TASK TO COMPLETE. Look through the data for the string "meta". Copy every line where it is found.

## Begin PROVIDED ENTRIES

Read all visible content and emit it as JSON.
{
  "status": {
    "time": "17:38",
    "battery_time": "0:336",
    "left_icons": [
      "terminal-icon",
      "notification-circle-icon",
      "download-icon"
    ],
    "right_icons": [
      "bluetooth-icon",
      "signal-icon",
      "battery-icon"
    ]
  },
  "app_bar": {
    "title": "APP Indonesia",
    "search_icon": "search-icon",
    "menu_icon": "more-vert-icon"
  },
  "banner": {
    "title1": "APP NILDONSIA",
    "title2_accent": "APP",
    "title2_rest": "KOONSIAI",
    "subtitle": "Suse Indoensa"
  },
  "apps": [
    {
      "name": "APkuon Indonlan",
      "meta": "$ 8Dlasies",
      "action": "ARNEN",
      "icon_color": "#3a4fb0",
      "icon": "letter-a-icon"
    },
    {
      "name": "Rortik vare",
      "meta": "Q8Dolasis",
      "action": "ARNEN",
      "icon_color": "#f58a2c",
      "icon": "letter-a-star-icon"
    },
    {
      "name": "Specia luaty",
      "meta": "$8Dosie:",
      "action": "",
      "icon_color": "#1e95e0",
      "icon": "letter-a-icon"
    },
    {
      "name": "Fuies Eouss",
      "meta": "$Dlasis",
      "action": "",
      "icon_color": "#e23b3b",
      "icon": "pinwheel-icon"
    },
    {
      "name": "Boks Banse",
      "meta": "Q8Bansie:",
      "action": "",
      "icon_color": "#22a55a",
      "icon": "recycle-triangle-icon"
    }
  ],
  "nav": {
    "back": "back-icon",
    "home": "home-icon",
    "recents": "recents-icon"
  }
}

## End PROVIDED ENTRIES

THE SOLUTION.
      "meta": "$ 8Dlasies",
      "meta": "Q8Dolasis",
      "meta": "$8Dosie:",
      "meta": "$Dlasis",
      "meta": "Q8Bansie:",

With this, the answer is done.